**EXERCISE DESCRIPTION:**
Reproduce the listing below verbatim.

• • • • • • •

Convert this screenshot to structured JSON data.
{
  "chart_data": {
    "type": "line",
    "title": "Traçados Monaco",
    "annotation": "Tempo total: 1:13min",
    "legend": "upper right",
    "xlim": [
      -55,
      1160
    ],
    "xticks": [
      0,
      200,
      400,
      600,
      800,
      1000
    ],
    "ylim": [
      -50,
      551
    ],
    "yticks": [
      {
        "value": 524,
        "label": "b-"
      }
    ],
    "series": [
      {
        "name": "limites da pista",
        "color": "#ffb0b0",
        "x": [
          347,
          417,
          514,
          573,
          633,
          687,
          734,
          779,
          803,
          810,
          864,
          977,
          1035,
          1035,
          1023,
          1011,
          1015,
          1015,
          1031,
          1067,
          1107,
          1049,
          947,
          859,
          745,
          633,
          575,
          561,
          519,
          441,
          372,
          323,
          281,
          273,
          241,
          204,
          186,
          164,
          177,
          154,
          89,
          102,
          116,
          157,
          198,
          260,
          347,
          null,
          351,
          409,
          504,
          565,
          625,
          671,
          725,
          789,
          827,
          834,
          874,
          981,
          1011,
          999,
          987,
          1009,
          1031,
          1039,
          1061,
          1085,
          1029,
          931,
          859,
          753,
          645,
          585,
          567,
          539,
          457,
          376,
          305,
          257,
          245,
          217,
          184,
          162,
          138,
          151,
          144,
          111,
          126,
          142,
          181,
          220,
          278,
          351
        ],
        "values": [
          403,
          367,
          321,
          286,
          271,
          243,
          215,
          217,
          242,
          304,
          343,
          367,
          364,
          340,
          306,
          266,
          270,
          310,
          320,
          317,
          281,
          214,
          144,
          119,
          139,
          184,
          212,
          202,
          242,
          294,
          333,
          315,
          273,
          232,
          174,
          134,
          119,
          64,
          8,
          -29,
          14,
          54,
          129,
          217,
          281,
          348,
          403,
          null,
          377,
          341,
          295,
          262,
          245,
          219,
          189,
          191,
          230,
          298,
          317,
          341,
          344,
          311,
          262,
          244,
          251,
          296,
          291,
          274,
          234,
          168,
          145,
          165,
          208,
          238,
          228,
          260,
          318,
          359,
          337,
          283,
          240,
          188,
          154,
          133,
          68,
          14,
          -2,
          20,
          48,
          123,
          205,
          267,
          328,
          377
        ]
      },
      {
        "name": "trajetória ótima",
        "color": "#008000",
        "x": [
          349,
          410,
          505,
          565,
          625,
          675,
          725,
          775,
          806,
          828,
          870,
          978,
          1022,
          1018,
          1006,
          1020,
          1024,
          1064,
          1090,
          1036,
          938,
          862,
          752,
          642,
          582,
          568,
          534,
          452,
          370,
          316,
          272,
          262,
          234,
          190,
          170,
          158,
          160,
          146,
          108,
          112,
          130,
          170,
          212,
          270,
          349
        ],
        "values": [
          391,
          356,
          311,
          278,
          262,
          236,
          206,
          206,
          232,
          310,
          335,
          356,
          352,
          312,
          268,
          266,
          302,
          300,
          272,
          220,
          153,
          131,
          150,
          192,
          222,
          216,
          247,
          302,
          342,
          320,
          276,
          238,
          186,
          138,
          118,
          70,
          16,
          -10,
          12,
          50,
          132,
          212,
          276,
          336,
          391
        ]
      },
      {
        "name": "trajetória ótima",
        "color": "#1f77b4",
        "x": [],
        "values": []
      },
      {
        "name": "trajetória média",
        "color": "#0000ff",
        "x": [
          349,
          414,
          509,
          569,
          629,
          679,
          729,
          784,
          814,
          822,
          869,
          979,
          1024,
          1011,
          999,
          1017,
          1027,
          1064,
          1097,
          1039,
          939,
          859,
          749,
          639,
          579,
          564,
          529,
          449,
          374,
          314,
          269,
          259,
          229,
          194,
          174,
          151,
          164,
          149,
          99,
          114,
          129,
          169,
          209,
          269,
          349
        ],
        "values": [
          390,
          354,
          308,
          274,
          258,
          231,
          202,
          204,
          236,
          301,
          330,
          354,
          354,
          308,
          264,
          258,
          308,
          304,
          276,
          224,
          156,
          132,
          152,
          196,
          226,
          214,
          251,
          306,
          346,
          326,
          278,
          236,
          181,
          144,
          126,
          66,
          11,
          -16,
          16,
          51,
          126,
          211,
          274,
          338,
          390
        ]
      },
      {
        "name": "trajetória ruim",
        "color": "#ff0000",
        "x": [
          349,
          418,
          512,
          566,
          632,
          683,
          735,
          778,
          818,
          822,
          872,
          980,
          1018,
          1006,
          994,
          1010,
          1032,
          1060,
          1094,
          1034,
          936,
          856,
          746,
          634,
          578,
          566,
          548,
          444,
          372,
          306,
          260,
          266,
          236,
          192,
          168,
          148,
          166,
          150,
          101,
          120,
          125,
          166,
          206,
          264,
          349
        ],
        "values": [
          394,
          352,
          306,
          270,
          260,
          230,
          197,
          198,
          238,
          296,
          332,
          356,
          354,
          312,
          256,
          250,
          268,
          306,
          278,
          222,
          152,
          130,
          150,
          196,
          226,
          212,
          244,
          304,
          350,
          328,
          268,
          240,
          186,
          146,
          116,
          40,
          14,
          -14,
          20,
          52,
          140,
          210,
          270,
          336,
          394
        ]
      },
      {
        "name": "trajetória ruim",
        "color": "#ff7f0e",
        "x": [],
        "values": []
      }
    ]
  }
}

• • • • • • •

**EXERCISE RESULT:**
Convert this screenshot to structured JSON data.
{
  "chart_data": {
    "type": "line",
    "title": "Traçados Monaco",
    "annotation": "Tempo total: 1:13min",
    "legend": "upper right",
    "xlim": [
      -55,
      1160
    ],
    "xticks": [
      0,
      200,
      400,
      600,
      800,
      1000
    ],
    "ylim": [
      -50,
      551
    ],
    "yticks": [
      {
        "value": 524,
        "label": "b-"
      }
    ],
    "series": [
      {
        "name": "limites da pista",
        "color": "#ffb0b0",
        "x": [
          347,
          417,
          514,
          573,
          633,
          687,
          734,
          779,
          803,
          810,
          864,
          977,
          1035,
          1035,
          1023,
          1011,
          1015,
          1015,
          1031,
          1067,
          1107,
          1049,
          947,
          859,
          745,
          633,
          575,
          561,
          519,
          441,
          372,
          323,
          281,
          273,
          241,
          204,
          186,
          164,
          177,
          154,
          89,
          102,
          116,
          157,
          198,
          260,
          347,
          null,
          351,
          409,
          504,
          565,
          625,
          671,
          725,
          789,
          827,
          834,
          874,
          981,
          1011,
          999,
          987,
          1009,
          1031,
          1039,
          1061,
          1085,
          1029,
          931,
          859,
          753,
          645,
          585,
          567,
          539,
          457,
          376,
          305,
          257,
          245,
          217,
          184,
          162,
          138,
          151,
          144,
          111,
          126,
          142,
          181,
          220,
          278,
          351
        ],
        "values": [
          403,
          367,
          321,
          286,
          271,
          243,
          215,
          217,
          242,
          304,
          343,
          367,
          364,
          340,
          306,
          266,
          270,
          310,
          320,
          317,
          281,
          214,
          144,
          119,
          139,
          184,
          212,
          202,
          242,
          294,
          333,
          315,
          273,
          232,
          174,
          134,
          119,
          64,
          8,
          -29,
          14,
          54,
          129,
          217,
          281,
          348,
          403,
          null,
          377,
          341,
          295,
          262,
          245,
          219,
          189,
          191,
          230,
          298,
          317,
          341,
          344,
          311,
          262,
          244,
          251,
          296,
          291,
          274,
          234,
          168,
          145,
          165,
          208,
          238,
          228,
          260,
          318,
          359,
          337,
          283,
          240,
          188,
          154,
          133,
          68,
          14,
          -2,
          20,
          48,
          123,
          205,
          267,
          328,
          377
        ]
      },
      {
        "name": "trajetória ótima",
        "color": "#008000",
        "x": [
          349,
          410,
          505,
          565,
          625,
          675,
          725,
          775,
          806,
          828,
          870,
          978,
          1022,
          1018,
          1006,
          1020,
          1024,
          1064,
          1090,
          1036,
          938,
          862,
          752,
          642,
          582,
          568,
          534,
          452,
          370,
          316,
          272,
          262,
          234,
          190,
          170,
          158,
          160,
          146,
          108,
          112,
          130,
          170,
          212,
          270,
          349
        ],
        "values": [
          391,
          356,
          311,
          278,
          262,
          236,
          206,
          206,
          232,
          310,
          335,
          356,
          352,
          312,
          268,
          266,
          302,
          300,
          272,
          220,
          153,
          131,
          150,
          192,
          222,
          216,
          247,
          302,
          342,
          320,
          276,
          238,
          186,
          138,
          118,
          70,
          16,
          -10,
          12,
          50,
          132,
          212,
          276,
          336,
          391
        ]
      },
      {
        "name": "trajetória ótima",
        "color": "#1f77b4",
        "x": [],
        "values": []
      },
      {
        "name": "trajetória média",
        "color": "#0000ff",
        "x": [
          349,
          414,
          509,
          569,
          629,
          679,
          729,
          784,
          814,
          822,
          869,
          979,
          1024,
          1011,
          999,
          1017,
          1027,
          1064,
          1097,
          1039,
          939,
          859,
          749,
          639,
          579,
          564,
          529,
          449,
          374,
          314,
          269,
          259,
          229,
          194,
          174,
          151,
          164,
          149,
          99,
          114,
          129,
          169,
          209,
          269,
          349
        ],
        "values": [
          390,
          354,
          308,
          274,
          258,
          231,
          202,
          204,
          236,
          301,
          330,
          354,
          354,
          308,
          264,
          258,
          308,
          304,
          276,
          224,
          156,
          132,
          152,
          196,
          226,
          214,
          251,
          306,
          346,
          326,
          278,
          236,
          181,
          144,
          126,
          66,
          11,
          -16,
          16,
          51,
          126,
          211,
          274,
          338,
          390
        ]
      },
      {
        "name": "trajetória ruim",
        "color": "#ff0000",
        "x": [
          349,
          418,
          512,
          566,
          632,
          683,
          735,
          778,
          818,
          822,
          872,
          980,
          1018,
          1006,
          994,
          1010,
          1032,
          1060,
          1094,
          1034,
          936,
          856,
          746,
          634,
          578,
          566,
          548,
          444,
          372,
          306,
          260,
          266,
          236,
          192,
          168,
          148,
          166,
          150,
          101,
          120,
          125,
          166,
          206,
          264,
          349
        ],
        "values": [
          394,
          352,
          306,
          270,
          260,
          230,
          197,
          198,
          238,
          296,
          332,
          356,
          354,
          312,
          256,
          250,
          268,
          306,
          278,
          222,
          152,
          130,
          150,
          196,
          226,
          212,
          244,
          304,
          350,
          328,
          268,
          240,
          186,
          146,
          116,
          40,
          14,
          -14,
          20,
          52,
          140,
          210,
          270,
          336,
          394
        ]
      },
      {
        "name": "trajetória ruim",
        "color": "#ff7f0e",
        "x": [],
        "values": []
      }
    ]
  }
}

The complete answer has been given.